Collected data entries:
····················

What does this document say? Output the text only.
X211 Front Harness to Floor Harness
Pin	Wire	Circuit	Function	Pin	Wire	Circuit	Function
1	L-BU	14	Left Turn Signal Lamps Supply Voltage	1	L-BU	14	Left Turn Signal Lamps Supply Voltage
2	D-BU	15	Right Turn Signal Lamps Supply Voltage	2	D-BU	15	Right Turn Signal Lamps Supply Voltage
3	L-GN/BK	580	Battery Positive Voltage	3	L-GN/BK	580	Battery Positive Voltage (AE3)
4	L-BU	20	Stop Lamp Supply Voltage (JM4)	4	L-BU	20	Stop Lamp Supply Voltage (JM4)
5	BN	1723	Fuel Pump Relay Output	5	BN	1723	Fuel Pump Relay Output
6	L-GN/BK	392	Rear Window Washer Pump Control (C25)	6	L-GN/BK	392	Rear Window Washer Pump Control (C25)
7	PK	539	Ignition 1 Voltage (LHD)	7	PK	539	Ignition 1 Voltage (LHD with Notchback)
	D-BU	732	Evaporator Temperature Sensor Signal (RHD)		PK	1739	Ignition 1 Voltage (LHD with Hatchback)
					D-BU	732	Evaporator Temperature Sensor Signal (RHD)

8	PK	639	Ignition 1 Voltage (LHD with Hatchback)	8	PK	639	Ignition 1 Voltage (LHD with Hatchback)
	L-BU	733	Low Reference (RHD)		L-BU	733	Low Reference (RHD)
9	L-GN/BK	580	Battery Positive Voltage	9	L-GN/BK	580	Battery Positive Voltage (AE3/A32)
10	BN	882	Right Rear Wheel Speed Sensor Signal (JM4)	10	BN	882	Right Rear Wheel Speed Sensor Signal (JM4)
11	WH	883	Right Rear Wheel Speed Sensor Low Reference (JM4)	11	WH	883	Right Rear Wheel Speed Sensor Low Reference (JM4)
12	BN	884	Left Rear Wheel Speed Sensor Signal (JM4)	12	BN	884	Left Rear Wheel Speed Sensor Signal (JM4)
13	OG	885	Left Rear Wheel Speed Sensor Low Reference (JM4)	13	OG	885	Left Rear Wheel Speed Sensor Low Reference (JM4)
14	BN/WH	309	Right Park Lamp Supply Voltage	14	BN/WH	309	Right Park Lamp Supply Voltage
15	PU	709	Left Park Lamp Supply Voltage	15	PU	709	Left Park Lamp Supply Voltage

····················

• _Exercise instructions_: Copy out every line that includes the word "Battery".

• _Solution_:
3	L-GN/BK	580	Battery Positive Voltage	3	L-GN/BK	580	Battery Positive Voltage (AE3)
9	L-GN/BK	580	Battery Positive Voltage	9	L-GN/BK	580	Battery Positive Voltage (AE3/A32)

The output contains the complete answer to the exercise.